Dataset records

┄┄┄┄┄┄┄┄┄┄┄┄┄┄┄┄┄┄┄┄

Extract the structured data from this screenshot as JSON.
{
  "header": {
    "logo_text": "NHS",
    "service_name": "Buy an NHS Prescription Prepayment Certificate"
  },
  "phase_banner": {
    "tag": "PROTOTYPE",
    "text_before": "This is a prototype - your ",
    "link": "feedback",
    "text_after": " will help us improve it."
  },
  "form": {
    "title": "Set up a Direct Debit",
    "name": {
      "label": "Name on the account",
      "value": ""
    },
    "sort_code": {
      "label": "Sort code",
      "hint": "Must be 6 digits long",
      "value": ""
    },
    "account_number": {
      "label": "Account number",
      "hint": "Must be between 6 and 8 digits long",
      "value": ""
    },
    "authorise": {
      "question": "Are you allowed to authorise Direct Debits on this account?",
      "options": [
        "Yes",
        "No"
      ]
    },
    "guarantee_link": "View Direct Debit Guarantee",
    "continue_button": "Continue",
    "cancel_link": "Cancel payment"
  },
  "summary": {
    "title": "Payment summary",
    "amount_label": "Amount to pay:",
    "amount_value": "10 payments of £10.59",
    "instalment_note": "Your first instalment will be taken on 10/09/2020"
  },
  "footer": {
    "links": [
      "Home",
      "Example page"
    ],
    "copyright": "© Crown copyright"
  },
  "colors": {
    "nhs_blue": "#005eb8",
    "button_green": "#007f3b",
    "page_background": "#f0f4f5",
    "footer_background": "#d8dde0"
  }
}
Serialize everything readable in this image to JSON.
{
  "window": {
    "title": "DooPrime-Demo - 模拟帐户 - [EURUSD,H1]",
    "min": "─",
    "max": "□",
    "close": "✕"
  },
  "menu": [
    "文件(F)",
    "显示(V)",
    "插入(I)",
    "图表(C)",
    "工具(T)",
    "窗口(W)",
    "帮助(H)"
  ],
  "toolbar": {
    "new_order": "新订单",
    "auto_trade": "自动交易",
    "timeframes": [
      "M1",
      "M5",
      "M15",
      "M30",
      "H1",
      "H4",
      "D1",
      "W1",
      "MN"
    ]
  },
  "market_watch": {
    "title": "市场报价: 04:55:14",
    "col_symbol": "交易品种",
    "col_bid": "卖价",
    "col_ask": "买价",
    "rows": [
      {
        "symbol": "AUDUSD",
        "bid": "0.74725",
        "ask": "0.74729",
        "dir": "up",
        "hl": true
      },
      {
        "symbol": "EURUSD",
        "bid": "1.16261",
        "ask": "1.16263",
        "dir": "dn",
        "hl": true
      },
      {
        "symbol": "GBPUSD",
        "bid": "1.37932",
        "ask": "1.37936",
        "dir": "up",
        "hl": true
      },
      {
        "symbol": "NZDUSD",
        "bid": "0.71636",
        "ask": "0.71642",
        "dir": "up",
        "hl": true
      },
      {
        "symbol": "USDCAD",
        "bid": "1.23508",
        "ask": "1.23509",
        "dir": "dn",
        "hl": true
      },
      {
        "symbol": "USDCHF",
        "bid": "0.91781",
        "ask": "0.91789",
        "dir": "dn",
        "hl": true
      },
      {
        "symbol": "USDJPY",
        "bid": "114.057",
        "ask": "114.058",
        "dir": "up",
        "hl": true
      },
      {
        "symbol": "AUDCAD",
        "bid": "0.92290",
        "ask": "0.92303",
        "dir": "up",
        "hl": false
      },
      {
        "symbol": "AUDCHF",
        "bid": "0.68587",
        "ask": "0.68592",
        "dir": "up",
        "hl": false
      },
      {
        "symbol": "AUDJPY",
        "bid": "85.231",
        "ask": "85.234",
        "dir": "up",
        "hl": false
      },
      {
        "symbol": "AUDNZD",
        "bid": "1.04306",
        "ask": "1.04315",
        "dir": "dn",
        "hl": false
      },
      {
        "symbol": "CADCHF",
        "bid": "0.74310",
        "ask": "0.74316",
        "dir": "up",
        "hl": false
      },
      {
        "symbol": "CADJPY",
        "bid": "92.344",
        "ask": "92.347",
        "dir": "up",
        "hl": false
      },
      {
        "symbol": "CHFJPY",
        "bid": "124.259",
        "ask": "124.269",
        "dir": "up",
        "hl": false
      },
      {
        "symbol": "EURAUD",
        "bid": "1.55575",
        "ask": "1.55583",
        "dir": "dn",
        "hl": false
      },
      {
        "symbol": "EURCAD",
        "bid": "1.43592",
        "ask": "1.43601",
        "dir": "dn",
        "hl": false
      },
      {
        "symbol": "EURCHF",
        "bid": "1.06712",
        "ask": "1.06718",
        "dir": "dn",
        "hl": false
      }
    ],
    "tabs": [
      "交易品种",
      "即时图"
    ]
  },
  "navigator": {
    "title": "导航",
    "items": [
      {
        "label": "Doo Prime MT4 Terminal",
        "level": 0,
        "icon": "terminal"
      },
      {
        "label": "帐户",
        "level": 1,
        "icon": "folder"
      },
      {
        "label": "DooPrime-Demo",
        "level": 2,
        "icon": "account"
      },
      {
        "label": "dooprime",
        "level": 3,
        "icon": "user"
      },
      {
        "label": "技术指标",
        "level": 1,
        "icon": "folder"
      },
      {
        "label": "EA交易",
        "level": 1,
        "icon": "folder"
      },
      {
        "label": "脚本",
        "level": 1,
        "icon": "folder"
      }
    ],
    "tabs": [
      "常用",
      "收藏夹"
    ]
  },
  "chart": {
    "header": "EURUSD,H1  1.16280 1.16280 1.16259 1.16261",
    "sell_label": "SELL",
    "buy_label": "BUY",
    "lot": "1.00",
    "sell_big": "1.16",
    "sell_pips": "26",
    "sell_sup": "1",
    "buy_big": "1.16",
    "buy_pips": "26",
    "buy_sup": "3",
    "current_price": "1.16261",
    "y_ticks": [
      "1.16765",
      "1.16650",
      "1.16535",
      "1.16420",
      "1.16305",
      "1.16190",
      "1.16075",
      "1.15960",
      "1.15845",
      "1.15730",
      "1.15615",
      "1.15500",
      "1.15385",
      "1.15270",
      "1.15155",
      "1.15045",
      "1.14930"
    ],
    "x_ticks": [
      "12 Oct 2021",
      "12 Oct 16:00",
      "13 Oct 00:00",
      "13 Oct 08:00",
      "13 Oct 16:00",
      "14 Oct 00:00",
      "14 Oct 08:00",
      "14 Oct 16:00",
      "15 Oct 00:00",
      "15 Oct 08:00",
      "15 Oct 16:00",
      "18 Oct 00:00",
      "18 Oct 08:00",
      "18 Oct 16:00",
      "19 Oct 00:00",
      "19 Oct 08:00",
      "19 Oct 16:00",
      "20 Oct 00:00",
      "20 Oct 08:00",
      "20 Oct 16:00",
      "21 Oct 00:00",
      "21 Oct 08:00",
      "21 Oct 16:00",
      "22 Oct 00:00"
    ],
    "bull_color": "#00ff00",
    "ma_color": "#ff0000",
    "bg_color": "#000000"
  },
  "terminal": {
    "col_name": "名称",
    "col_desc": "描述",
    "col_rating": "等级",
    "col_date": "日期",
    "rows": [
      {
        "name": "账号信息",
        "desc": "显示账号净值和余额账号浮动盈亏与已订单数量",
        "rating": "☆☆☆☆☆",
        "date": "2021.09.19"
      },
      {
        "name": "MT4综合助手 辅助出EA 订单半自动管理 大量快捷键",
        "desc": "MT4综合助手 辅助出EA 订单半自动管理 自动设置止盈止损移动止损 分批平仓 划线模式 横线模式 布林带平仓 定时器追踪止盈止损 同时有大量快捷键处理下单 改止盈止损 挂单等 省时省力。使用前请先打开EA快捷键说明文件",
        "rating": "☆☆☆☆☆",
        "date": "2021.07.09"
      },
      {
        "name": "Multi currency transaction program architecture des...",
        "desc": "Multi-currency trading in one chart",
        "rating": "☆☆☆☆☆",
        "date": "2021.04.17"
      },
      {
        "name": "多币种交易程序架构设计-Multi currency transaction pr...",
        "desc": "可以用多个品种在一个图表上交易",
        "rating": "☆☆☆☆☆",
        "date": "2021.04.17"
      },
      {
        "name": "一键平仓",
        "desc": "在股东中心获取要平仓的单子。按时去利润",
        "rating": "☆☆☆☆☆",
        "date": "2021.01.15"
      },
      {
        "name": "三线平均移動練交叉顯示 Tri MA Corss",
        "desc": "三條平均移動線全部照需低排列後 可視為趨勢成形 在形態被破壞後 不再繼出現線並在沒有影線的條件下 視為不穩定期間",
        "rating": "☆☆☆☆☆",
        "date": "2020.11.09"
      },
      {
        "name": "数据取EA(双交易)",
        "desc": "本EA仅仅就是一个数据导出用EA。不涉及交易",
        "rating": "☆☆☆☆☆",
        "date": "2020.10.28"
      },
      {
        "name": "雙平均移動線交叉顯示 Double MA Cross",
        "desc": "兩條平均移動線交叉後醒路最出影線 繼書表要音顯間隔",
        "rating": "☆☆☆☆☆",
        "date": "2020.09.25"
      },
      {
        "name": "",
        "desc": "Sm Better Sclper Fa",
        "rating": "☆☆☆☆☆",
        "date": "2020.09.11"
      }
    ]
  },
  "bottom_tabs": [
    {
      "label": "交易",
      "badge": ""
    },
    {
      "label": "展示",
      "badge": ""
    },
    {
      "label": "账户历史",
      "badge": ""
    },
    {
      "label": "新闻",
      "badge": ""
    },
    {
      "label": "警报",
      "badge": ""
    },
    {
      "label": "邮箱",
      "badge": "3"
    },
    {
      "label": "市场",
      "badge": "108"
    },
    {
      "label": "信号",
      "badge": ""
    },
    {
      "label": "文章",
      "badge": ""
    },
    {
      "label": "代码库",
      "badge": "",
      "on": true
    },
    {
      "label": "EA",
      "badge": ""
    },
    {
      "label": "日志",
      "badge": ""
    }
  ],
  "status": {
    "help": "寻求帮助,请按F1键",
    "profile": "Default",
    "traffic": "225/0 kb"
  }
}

┄┄┄┄┄┄┄┄┄┄┄┄┄┄┄┄┄┄┄┄

§ **Directions**
Filter the records down to the lines that contain the string "transaction", and copy those lines.

§ **Answer to the task**
        "name": "Multi currency transaction program architecture des...",
        "name": "多币种交易程序架构设计-Multi currency transaction pr...",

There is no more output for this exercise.